─── Records for the task ───

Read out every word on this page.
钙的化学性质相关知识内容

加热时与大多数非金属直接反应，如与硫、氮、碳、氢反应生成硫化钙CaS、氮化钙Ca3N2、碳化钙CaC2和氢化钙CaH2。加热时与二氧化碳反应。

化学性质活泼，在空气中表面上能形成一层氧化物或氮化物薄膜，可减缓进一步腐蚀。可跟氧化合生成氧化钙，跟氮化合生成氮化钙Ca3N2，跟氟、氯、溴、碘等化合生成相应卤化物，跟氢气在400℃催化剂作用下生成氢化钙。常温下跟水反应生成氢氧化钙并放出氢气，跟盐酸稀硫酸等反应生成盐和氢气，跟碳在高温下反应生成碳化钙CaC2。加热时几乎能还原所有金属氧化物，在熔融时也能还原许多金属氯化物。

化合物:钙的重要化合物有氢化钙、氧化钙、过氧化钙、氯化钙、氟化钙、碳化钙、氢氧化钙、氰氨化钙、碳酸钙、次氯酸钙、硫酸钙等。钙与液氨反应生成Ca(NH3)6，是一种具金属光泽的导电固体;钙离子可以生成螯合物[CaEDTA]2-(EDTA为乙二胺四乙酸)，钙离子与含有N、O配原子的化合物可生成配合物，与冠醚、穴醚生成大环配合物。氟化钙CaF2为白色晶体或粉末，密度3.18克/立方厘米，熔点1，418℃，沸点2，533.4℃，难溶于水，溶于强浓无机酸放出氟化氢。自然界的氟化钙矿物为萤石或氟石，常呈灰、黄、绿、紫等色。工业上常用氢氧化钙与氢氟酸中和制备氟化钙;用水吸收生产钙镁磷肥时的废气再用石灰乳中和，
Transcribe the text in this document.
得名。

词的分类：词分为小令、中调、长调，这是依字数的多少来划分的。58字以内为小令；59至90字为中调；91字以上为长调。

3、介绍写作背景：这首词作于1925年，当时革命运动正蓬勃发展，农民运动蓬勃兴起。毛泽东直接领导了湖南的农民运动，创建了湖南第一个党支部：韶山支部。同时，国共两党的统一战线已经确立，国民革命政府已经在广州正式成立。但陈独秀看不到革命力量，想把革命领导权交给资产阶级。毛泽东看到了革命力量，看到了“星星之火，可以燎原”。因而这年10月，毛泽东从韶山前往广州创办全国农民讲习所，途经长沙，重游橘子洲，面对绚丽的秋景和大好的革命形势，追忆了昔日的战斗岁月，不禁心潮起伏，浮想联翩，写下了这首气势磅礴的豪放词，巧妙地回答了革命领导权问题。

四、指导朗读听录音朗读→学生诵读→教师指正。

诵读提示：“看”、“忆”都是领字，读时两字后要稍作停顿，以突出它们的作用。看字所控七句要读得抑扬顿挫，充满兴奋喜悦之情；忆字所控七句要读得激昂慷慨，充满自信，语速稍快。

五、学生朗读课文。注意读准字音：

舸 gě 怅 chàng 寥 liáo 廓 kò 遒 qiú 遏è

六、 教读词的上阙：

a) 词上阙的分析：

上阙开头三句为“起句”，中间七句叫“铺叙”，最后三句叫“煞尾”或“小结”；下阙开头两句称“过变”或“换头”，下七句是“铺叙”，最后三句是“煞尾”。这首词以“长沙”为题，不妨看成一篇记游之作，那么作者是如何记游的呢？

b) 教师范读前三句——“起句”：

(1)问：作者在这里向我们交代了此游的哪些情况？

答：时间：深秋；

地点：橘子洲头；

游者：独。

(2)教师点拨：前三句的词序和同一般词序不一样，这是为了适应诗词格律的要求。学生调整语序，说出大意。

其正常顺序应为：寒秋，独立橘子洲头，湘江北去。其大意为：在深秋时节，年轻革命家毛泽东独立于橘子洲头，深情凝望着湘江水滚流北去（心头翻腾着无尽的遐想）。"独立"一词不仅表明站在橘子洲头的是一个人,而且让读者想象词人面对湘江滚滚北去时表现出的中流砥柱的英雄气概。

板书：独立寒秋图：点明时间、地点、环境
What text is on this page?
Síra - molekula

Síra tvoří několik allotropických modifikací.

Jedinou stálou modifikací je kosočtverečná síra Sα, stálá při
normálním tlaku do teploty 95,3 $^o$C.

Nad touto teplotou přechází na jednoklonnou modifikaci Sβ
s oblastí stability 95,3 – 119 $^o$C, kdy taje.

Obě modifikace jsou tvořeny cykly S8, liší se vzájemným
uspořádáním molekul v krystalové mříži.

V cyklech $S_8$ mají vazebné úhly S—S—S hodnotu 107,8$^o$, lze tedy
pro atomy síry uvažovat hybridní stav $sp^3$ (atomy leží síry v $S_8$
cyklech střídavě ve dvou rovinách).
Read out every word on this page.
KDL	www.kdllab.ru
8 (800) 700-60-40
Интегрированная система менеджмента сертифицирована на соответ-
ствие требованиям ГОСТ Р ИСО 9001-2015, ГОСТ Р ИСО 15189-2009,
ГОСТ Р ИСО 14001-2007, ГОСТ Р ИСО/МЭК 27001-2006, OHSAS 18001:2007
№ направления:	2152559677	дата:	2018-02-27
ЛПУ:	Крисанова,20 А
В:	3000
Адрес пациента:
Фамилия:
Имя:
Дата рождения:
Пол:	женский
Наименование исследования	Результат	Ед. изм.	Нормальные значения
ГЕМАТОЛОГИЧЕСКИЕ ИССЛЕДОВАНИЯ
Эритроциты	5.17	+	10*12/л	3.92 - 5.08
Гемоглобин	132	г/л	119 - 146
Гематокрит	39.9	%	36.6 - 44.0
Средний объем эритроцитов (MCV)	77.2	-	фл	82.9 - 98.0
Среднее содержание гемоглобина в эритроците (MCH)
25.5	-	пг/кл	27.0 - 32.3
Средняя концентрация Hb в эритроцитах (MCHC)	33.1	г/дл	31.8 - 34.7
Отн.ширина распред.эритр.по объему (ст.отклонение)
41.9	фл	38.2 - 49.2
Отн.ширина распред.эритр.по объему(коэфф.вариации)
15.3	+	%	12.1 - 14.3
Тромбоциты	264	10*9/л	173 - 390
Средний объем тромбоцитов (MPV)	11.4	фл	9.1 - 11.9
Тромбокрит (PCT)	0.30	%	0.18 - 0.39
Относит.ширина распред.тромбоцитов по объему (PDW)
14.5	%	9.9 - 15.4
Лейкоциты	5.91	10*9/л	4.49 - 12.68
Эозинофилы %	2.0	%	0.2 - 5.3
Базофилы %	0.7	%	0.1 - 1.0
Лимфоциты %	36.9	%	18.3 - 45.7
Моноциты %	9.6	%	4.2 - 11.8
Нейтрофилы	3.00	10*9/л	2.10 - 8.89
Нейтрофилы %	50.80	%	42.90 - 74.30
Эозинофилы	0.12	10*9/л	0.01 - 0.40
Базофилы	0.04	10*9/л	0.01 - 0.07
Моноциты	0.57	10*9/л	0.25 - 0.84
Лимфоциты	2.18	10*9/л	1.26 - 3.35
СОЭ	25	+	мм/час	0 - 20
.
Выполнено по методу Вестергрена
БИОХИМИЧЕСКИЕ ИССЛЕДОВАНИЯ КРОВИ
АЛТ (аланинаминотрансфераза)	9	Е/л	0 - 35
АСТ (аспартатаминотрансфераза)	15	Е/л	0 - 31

───

▶ Task details: Set every line of the listing down word for word.

▶ Reply to the exercise:
Read out every word on this page.
钙的化学性质相关知识内容

加热时与大多数非金属直接反应，如与硫、氮、碳、氢反应生成硫化钙CaS、氮化钙Ca3N2、碳化钙CaC2和氢化钙CaH2。加热时与二氧化碳反应。

化学性质活泼，在空气中表面上能形成一层氧化物或氮化物薄膜，可减缓进一步腐蚀。可跟氧化合生成氧化钙，跟氮化合生成氮化钙Ca3N2，跟氟、氯、溴、碘等化合生成相应卤化物，跟氢气在400℃催化剂作用下生成氢化钙。常温下跟水反应生成氢氧化钙并放出氢气，跟盐酸稀硫酸等反应生成盐和氢气，跟碳在高温下反应生成碳化钙CaC2。加热时几乎能还原所有金属氧化物，在熔融时也能还原许多金属氯化物。

化合物:钙的重要化合物有氢化钙、氧化钙、过氧化钙、氯化钙、氟化钙、碳化钙、氢氧化钙、氰氨化钙、碳酸钙、次氯酸钙、硫酸钙等。钙与液氨反应生成Ca(NH3)6，是一种具金属光泽的导电固体;钙离子可以生成螯合物[CaEDTA]2-(EDTA为乙二胺四乙酸)，钙离子与含有N、O配原子的化合物可生成配合物，与冠醚、穴醚生成大环配合物。氟化钙CaF2为白色晶体或粉末，密度3.18克/立方厘米，熔点1，418℃，沸点2，533.4℃，难溶于水，溶于强浓无机酸放出氟化氢。自然界的氟化钙矿物为萤石或氟石，常呈灰、黄、绿、紫等色。工业上常用氢氧化钙与氢氟酸中和制备氟化钙;用水吸收生产钙镁磷肥时的废气再用石灰乳中和，
Transcribe the text in this document.
得名。

词的分类：词分为小令、中调、长调，这是依字数的多少来划分的。58字以内为小令；59至90字为中调；91字以上为长调。

3、介绍写作背景：这首词作于1925年，当时革命运动正蓬勃发展，农民运动蓬勃兴起。毛泽东直接领导了湖南的农民运动，创建了湖南第一个党支部：韶山支部。同时，国共两党的统一战线已经确立，国民革命政府已经在广州正式成立。但陈独秀看不到革命力量，想把革命领导权交给资产阶级。毛泽东看到了革命力量，看到了“星星之火，可以燎原”。因而这年10月，毛泽东从韶山前往广州创办全国农民讲习所，途经长沙，重游橘子洲，面对绚丽的秋景和大好的革命形势，追忆了昔日的战斗岁月，不禁心潮起伏，浮想联翩，写下了这首气势磅礴的豪放词，巧妙地回答了革命领导权问题。

四、指导朗读听录音朗读→学生诵读→教师指正。

诵读提示：“看”、“忆”都是领字，读时两字后要稍作停顿，以突出它们的作用。看字所控七句要读得抑扬顿挫，充满兴奋喜悦之情；忆字所控七句要读得激昂慷慨，充满自信，语速稍快。

五、学生朗读课文。注意读准字音：

舸 gě 怅 chàng 寥 liáo 廓 kò 遒 qiú 遏è

六、 教读词的上阙：

a) 词上阙的分析：

上阙开头三句为“起句”，中间七句叫“铺叙”，最后三句叫“煞尾”或“小结”；下阙开头两句称“过变”或“换头”，下七句是“铺叙”，最后三句是“煞尾”。这首词以“长沙”为题，不妨看成一篇记游之作，那么作者是如何记游的呢？

b) 教师范读前三句——“起句”：

(1)问：作者在这里向我们交代了此游的哪些情况？

答：时间：深秋；

地点：橘子洲头；

游者：独。

(2)教师点拨：前三句的词序和同一般词序不一样，这是为了适应诗词格律的要求。学生调整语序，说出大意。

其正常顺序应为：寒秋，独立橘子洲头，湘江北去。其大意为：在深秋时节，年轻革命家毛泽东独立于橘子洲头，深情凝望着湘江水滚流北去（心头翻腾着无尽的遐想）。"独立"一词不仅表明站在橘子洲头的是一个人,而且让读者想象词人面对湘江滚滚北去时表现出的中流砥柱的英雄气概。

板书：独立寒秋图：点明时间、地点、环境
What text is on this page?
Síra - molekula

Síra tvoří několik allotropických modifikací.

Jedinou stálou modifikací je kosočtverečná síra Sα, stálá při
normálním tlaku do teploty 95,3 $^o$C.

Nad touto teplotou přechází na jednoklonnou modifikaci Sβ
s oblastí stability 95,3 – 119 $^o$C, kdy taje.

Obě modifikace jsou tvořeny cykly S8, liší se vzájemným
uspořádáním molekul v krystalové mříži.

V cyklech $S_8$ mají vazebné úhly S—S—S hodnotu 107,8$^o$, lze tedy
pro atomy síry uvažovat hybridní stav $sp^3$ (atomy leží síry v $S_8$
cyklech střídavě ve dvou rovinách).
Read out every word on this page.
KDL	www.kdllab.ru
8 (800) 700-60-40
Интегрированная система менеджмента сертифицирована на соответ-
ствие требованиям ГОСТ Р ИСО 9001-2015, ГОСТ Р ИСО 15189-2009,
ГОСТ Р ИСО 14001-2007, ГОСТ Р ИСО/МЭК 27001-2006, OHSAS 18001:2007
№ направления:	2152559677	дата:	2018-02-27
ЛПУ:	Крисанова,20 А
В:	3000
Адрес пациента:
Фамилия:
Имя:
Дата рождения:
Пол:	женский
Наименование исследования	Результат	Ед. изм.	Нормальные значения
ГЕМАТОЛОГИЧЕСКИЕ ИССЛЕДОВАНИЯ
Эритроциты	5.17	+	10*12/л	3.92 - 5.08
Гемоглобин	132	г/л	119 - 146
Гематокрит	39.9	%	36.6 - 44.0
Средний объем эритроцитов (MCV)	77.2	-	фл	82.9 - 98.0
Среднее содержание гемоглобина в эритроците (MCH)
25.5	-	пг/кл	27.0 - 32.3
Средняя концентрация Hb в эритроцитах (MCHC)	33.1	г/дл	31.8 - 34.7
Отн.ширина распред.эритр.по объему (ст.отклонение)
41.9	фл	38.2 - 49.2
Отн.ширина распред.эритр.по объему(коэфф.вариации)
15.3	+	%	12.1 - 14.3
Тромбоциты	264	10*9/л	173 - 390
Средний объем тромбоцитов (MPV)	11.4	фл	9.1 - 11.9
Тромбокрит (PCT)	0.30	%	0.18 - 0.39
Относит.ширина распред.тромбоцитов по объему (PDW)
14.5	%	9.9 - 15.4
Лейкоциты	5.91	10*9/л	4.49 - 12.68
Эозинофилы %	2.0	%	0.2 - 5.3
Базофилы %	0.7	%	0.1 - 1.0
Лимфоциты %	36.9	%	18.3 - 45.7
Моноциты %	9.6	%	4.2 - 11.8
Нейтрофилы	3.00	10*9/л	2.10 - 8.89
Нейтрофилы %	50.80	%	42.90 - 74.30
Эозинофилы	0.12	10*9/л	0.01 - 0.40
Базофилы	0.04	10*9/л	0.01 - 0.07
Моноциты	0.57	10*9/л	0.25 - 0.84
Лимфоциты	2.18	10*9/л	1.26 - 3.35
СОЭ	25	+	мм/час	0 - 20
.
Выполнено по методу Вестергрена
БИОХИМИЧЕСКИЕ ИССЛЕДОВАНИЯ КРОВИ
АЛТ (аланинаминотрансфераза)	9	Е/л	0 - 35
АСТ (аспартатаминотрансфераза)	15	Е/л	0 - 31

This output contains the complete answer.